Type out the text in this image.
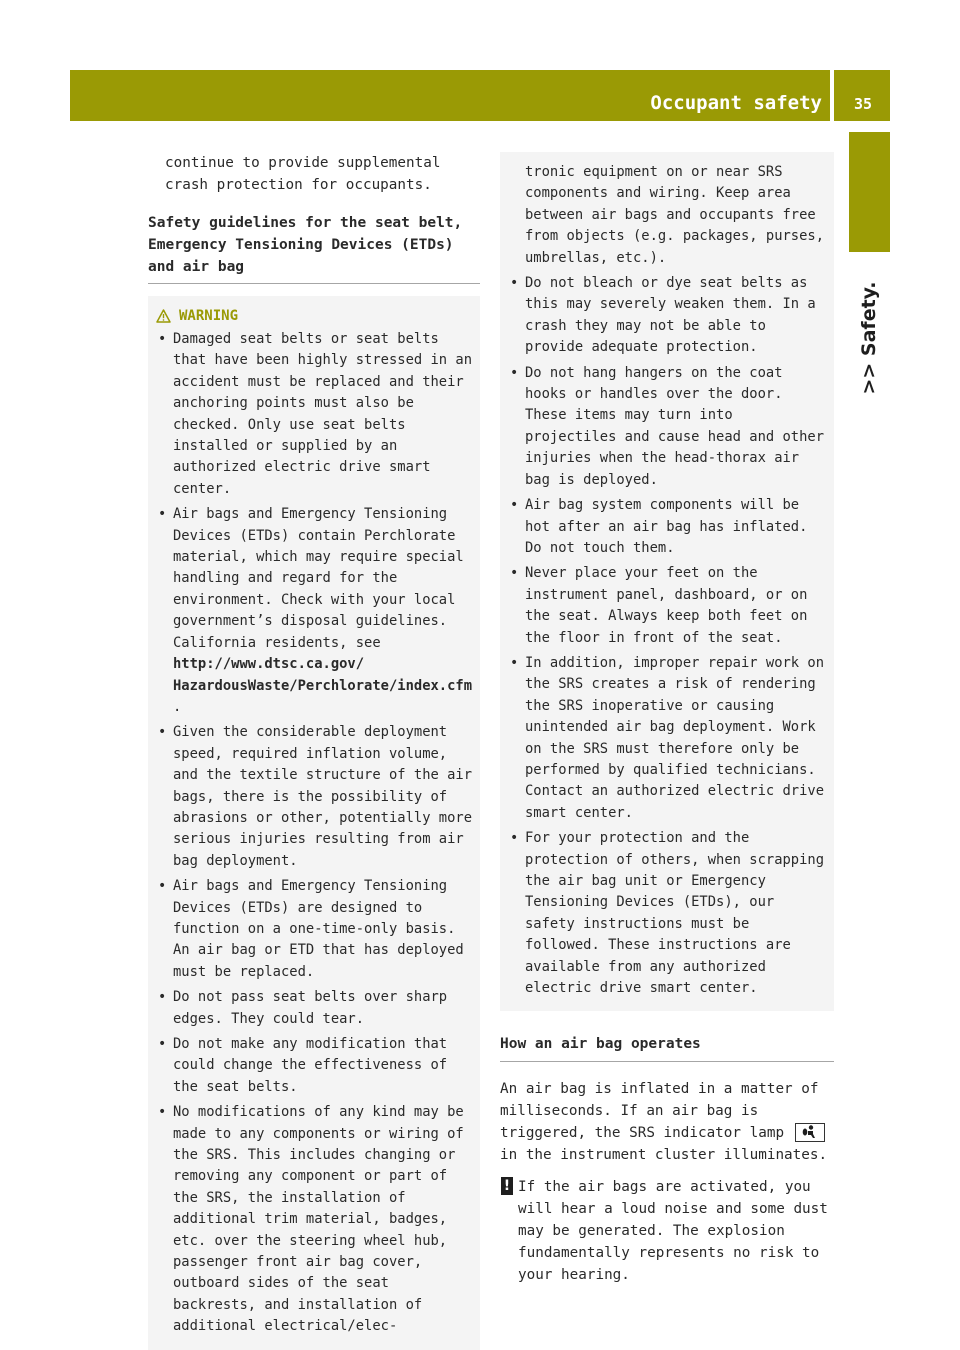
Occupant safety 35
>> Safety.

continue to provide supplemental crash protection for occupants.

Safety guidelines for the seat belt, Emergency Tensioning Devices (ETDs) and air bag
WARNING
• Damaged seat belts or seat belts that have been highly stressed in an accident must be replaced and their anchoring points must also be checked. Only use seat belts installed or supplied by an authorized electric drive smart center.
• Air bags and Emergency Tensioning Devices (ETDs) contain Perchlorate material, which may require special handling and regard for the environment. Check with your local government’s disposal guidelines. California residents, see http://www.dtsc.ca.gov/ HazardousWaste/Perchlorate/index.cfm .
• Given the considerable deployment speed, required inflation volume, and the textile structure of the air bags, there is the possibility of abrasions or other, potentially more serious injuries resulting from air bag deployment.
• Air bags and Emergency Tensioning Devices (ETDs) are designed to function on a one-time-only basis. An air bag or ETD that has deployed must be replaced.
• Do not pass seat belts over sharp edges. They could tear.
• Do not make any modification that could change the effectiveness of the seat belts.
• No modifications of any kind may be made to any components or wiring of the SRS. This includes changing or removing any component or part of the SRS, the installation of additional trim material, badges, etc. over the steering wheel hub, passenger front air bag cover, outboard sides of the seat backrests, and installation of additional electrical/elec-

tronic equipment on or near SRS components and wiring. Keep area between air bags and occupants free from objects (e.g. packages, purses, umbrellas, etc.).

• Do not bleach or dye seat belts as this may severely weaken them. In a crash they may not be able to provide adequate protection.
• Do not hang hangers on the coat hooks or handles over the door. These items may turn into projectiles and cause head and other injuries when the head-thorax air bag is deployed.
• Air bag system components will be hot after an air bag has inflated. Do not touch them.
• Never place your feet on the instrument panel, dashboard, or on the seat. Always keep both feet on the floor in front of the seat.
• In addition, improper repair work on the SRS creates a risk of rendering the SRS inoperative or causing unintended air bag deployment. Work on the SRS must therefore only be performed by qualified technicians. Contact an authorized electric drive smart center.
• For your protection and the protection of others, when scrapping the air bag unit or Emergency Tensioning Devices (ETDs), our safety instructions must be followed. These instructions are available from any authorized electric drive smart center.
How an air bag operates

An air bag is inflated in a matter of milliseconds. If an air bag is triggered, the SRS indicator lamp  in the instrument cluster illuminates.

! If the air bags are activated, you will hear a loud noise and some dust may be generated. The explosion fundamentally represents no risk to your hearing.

- - - - - - -

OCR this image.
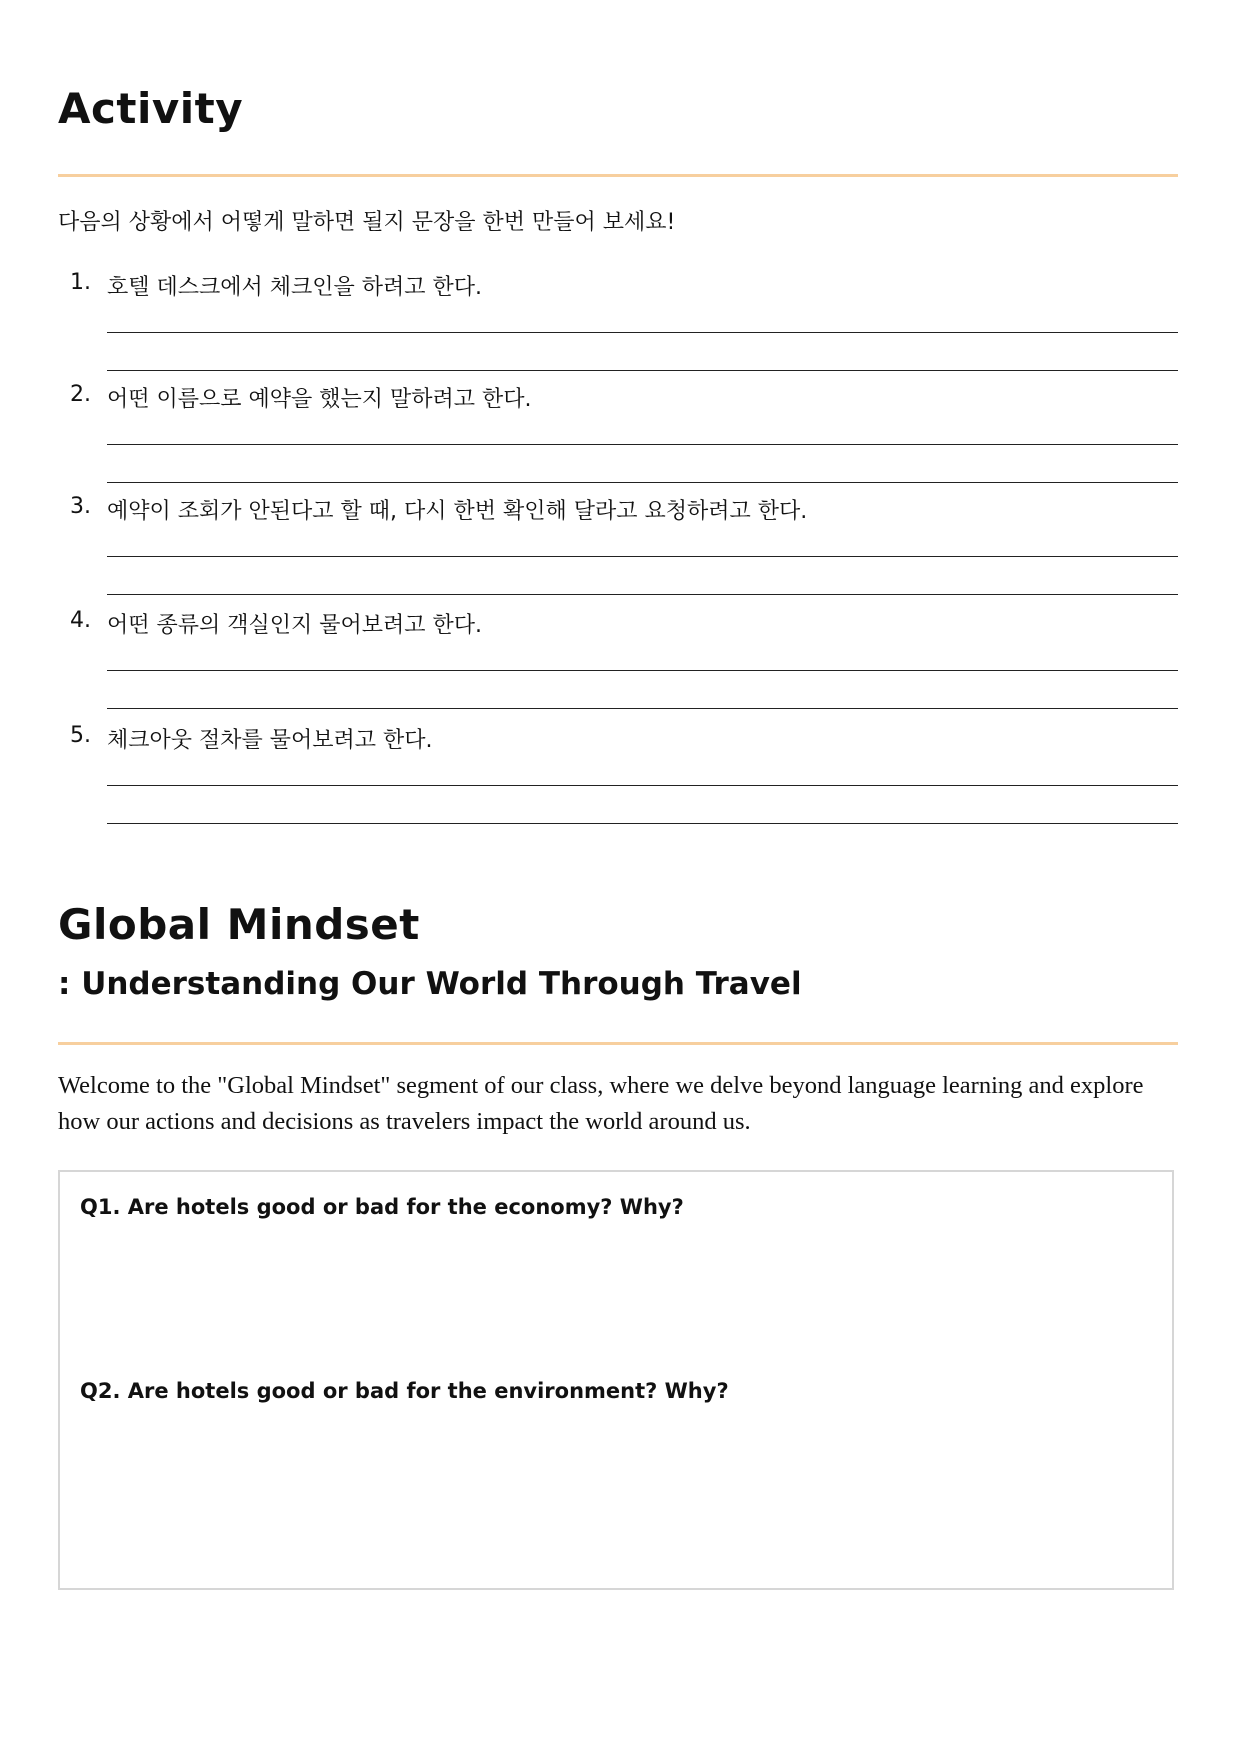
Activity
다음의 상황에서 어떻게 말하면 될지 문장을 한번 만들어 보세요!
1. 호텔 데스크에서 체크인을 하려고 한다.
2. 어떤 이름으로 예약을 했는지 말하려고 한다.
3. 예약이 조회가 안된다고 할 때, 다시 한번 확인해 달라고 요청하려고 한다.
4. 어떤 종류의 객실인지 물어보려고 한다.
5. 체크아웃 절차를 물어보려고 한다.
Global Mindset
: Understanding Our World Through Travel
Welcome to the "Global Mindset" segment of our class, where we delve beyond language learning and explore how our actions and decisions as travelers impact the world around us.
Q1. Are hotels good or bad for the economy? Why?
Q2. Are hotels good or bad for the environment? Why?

- - - - - - -

Look through the entries above and report each line where the string "environment" occurs.

• Air bags and Emergency Tensioning Devices (ETDs) contain Perchlorate material, which may require special handling and regard for the environment. Check with your local government’s disposal guidelines. California residents, see http://www.dtsc.ca.gov/ HazardousWaste/Perchlorate/index.cfm .
Q2. Are hotels good or bad for the environment? Why?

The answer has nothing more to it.